Exercise brief:
Provide only the number of lines in the records below that include "content".

Material for this task:
++++

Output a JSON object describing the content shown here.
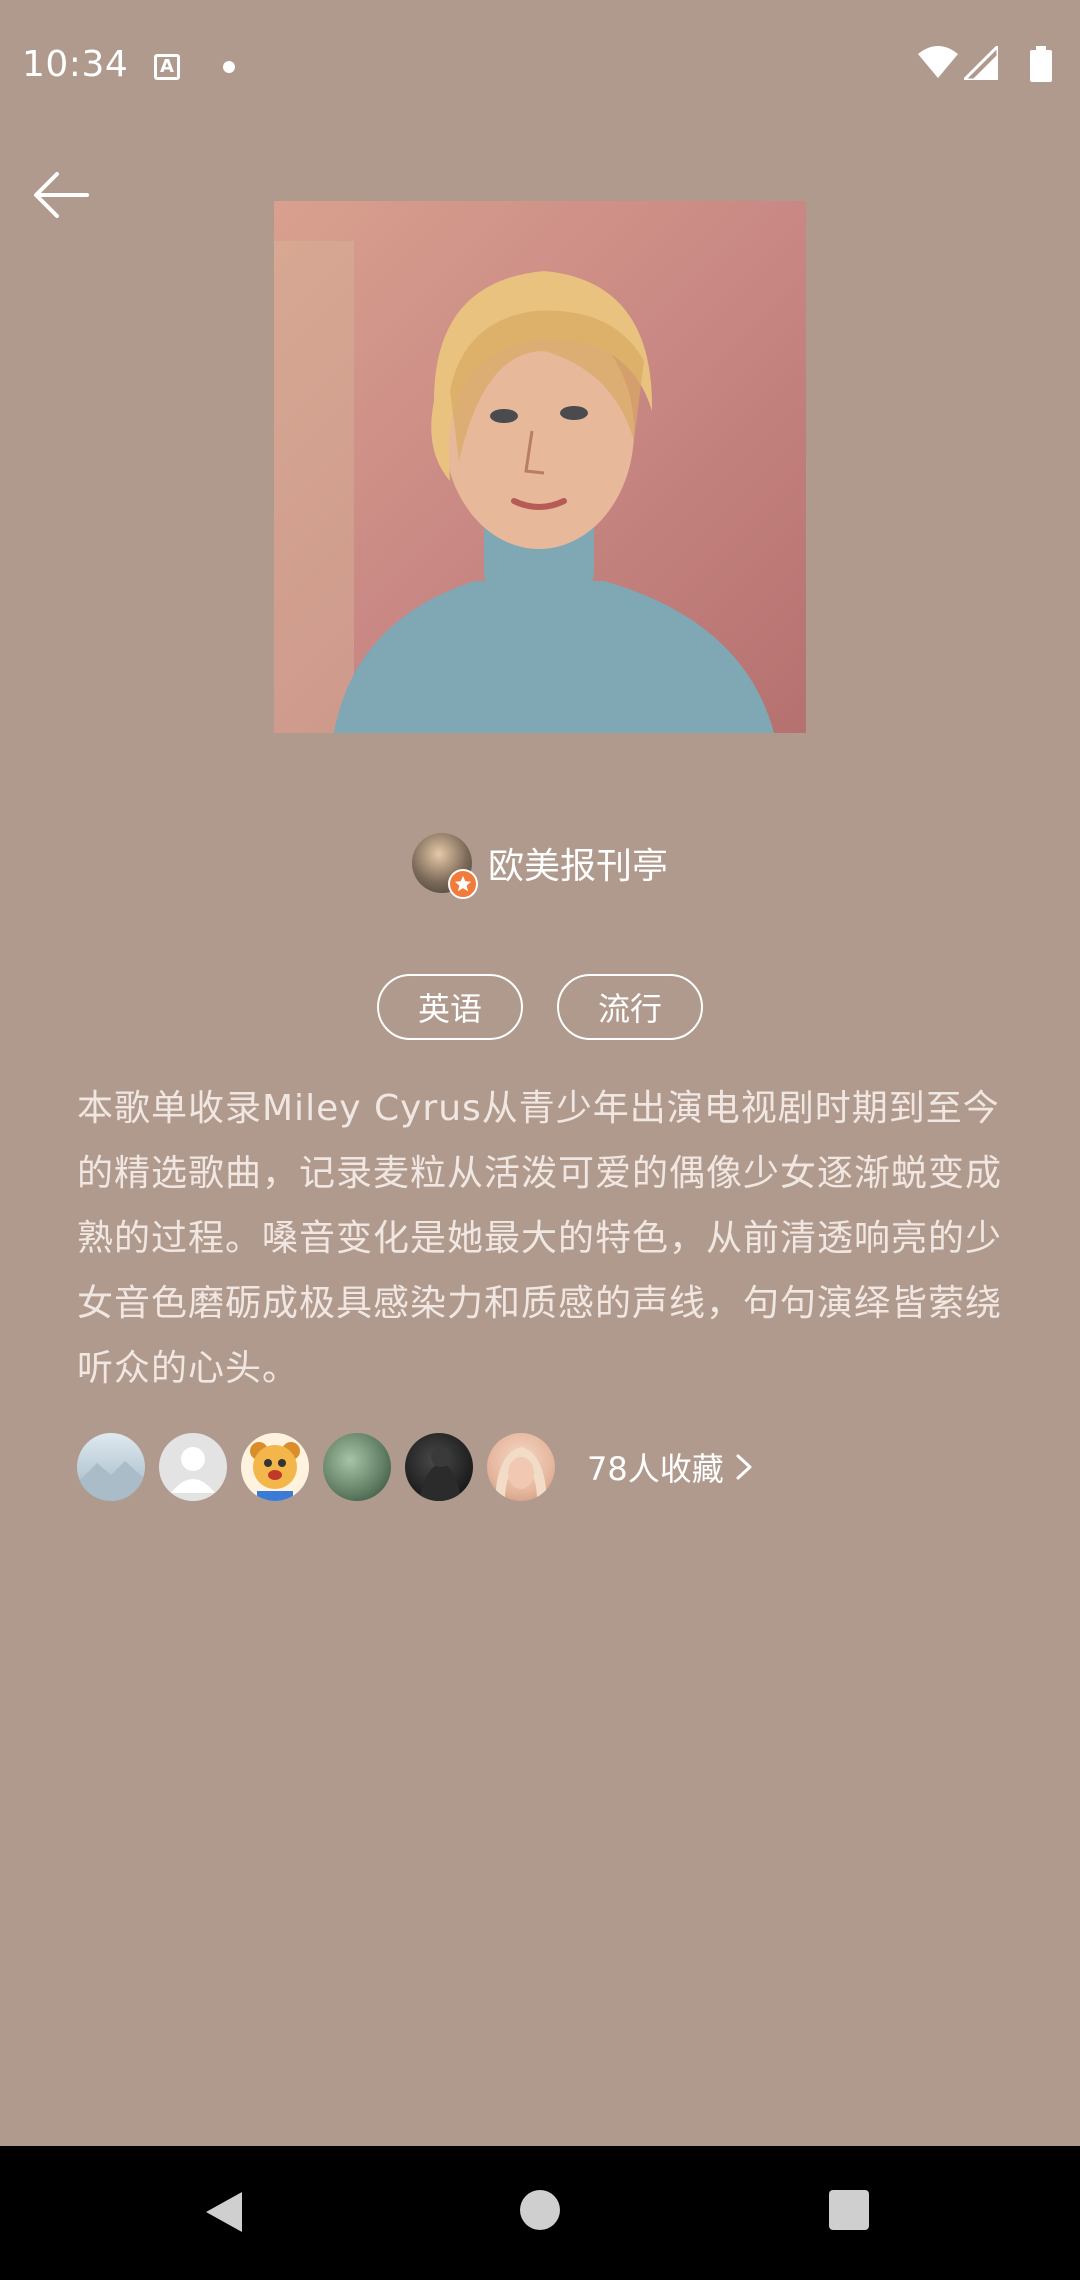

++++

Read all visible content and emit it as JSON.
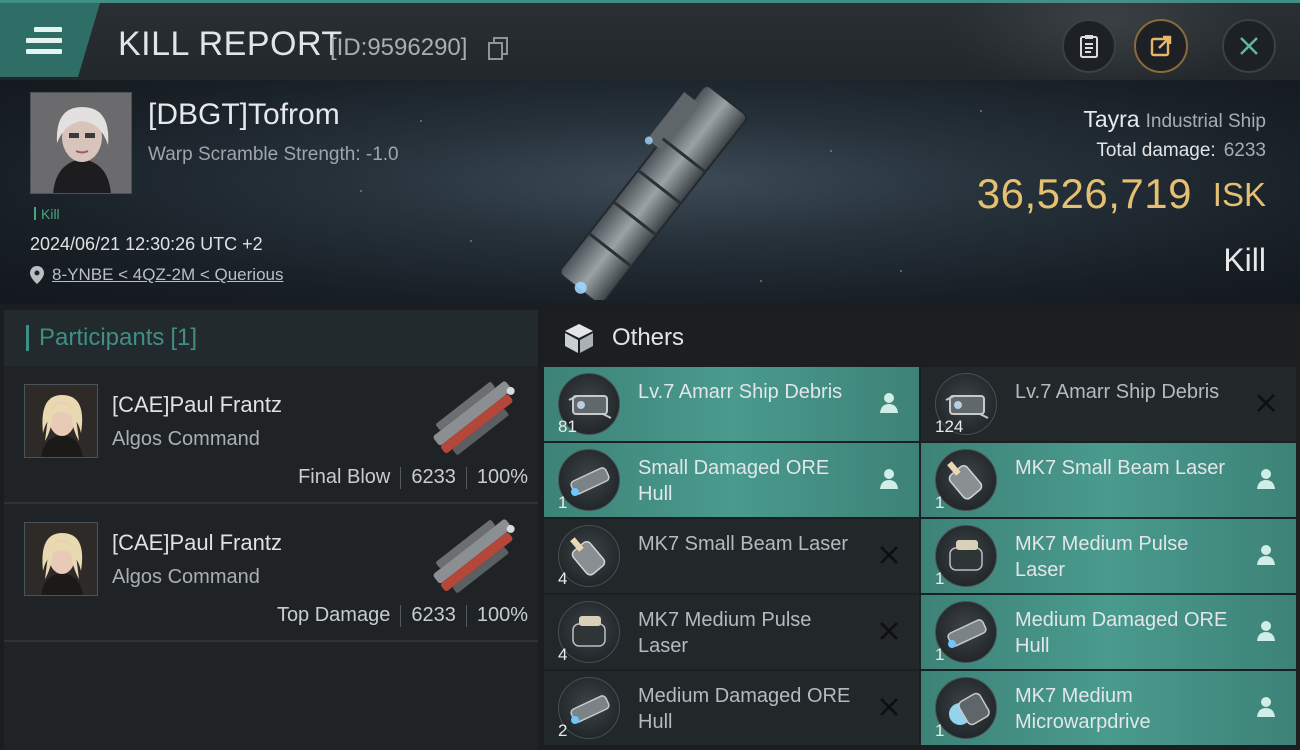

++++

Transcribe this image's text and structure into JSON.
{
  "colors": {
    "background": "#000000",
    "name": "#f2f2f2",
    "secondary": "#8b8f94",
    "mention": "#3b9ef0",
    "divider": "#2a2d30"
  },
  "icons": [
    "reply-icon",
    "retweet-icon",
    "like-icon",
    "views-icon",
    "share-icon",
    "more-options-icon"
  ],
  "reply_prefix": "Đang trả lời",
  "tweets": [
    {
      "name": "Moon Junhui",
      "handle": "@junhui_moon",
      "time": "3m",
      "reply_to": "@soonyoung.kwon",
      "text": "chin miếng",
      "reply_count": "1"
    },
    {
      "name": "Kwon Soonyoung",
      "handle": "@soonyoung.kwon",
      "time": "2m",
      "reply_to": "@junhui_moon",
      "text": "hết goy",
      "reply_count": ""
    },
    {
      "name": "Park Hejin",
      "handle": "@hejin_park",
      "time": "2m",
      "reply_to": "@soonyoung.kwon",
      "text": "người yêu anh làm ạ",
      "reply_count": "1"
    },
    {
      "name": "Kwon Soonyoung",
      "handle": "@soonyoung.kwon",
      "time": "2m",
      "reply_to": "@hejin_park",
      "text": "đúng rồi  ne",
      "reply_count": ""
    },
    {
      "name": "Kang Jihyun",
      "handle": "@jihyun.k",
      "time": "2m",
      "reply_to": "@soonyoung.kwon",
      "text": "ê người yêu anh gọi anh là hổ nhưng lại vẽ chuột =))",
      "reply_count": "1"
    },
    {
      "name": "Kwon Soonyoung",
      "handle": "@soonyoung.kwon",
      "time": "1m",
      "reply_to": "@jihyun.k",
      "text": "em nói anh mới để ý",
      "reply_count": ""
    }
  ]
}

++++

Correct answer:
2